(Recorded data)
+ + + + +
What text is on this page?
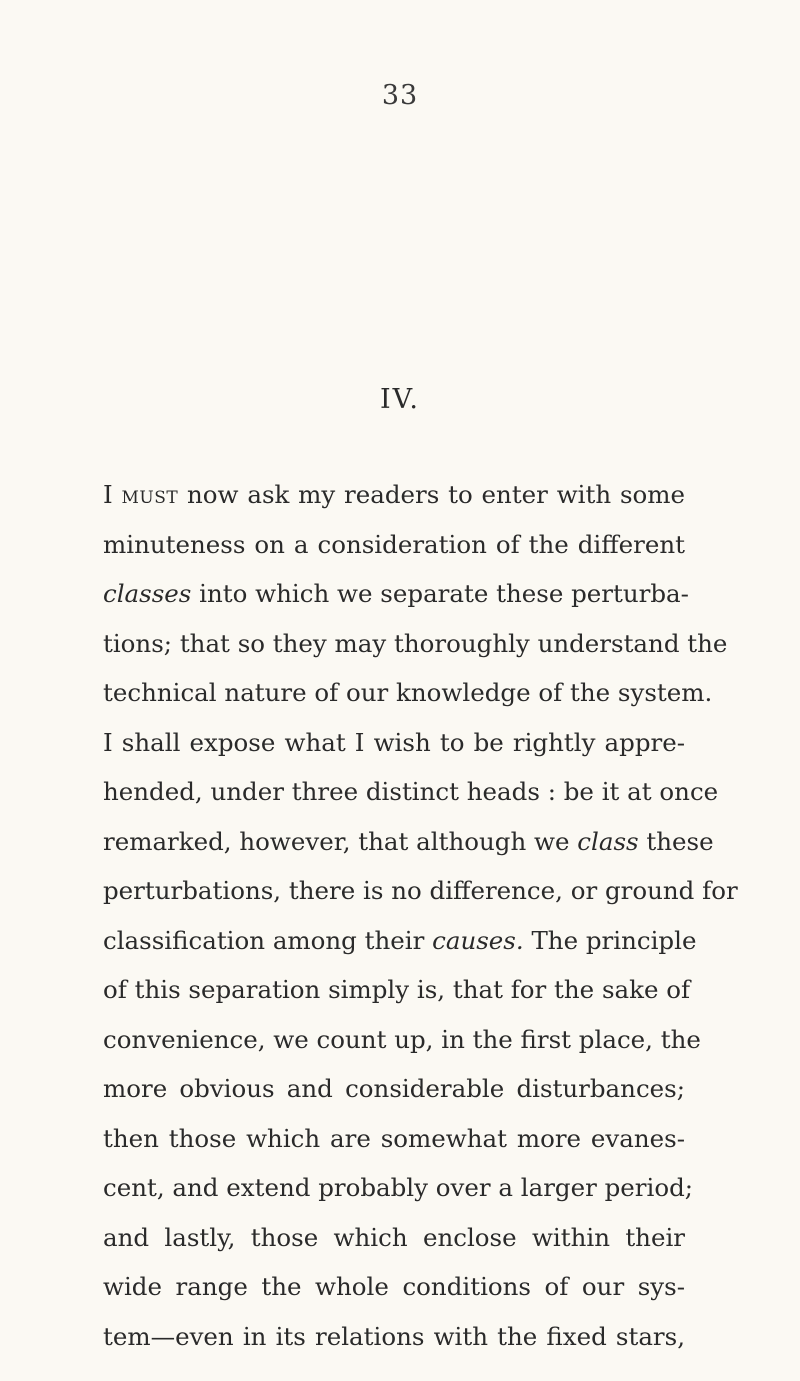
33
IV.
I must now ask my readers to enter with some
minuteness on a consideration of the different
classes into which we separate these perturba-
tions; that so they may thoroughly understand the
technical nature of our knowledge of the system.
I shall expose what I wish to be rightly appre-
hended, under three distinct heads : be it at once
remarked, however, that although we class these
perturbations, there is no difference, or ground for
classification among their causes. The principle
of this separation simply is, that for the sake of
convenience, we count up, in the first place, the
more obvious and considerable disturbances;
then those which are somewhat more evanes-
cent, and extend probably over a larger period;
and lastly, those which enclose within their
wide range the whole conditions of our sys-
tem—even in its relations with the fixed stars,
+ + + + +
● **WRITTEN REQUEST**:
Pictures in the records must not appear in the copy; transcribe everything else precisely.

● **TASK OUTPUT**:
What text is on this page?
33
IV.
I must now ask my readers to enter with some
minuteness on a consideration of the different
classes into which we separate these perturba-
tions; that so they may thoroughly understand the
technical nature of our knowledge of the system.
I shall expose what I wish to be rightly appre-
hended, under three distinct heads : be it at once
remarked, however, that although we class these
perturbations, there is no difference, or ground for
classification among their causes. The principle
of this separation simply is, that for the sake of
convenience, we count up, in the first place, the
more obvious and considerable disturbances;
then those which are somewhat more evanes-
cent, and extend probably over a larger period;
and lastly, those which enclose within their
wide range the whole conditions of our sys-
tem—even in its relations with the fixed stars,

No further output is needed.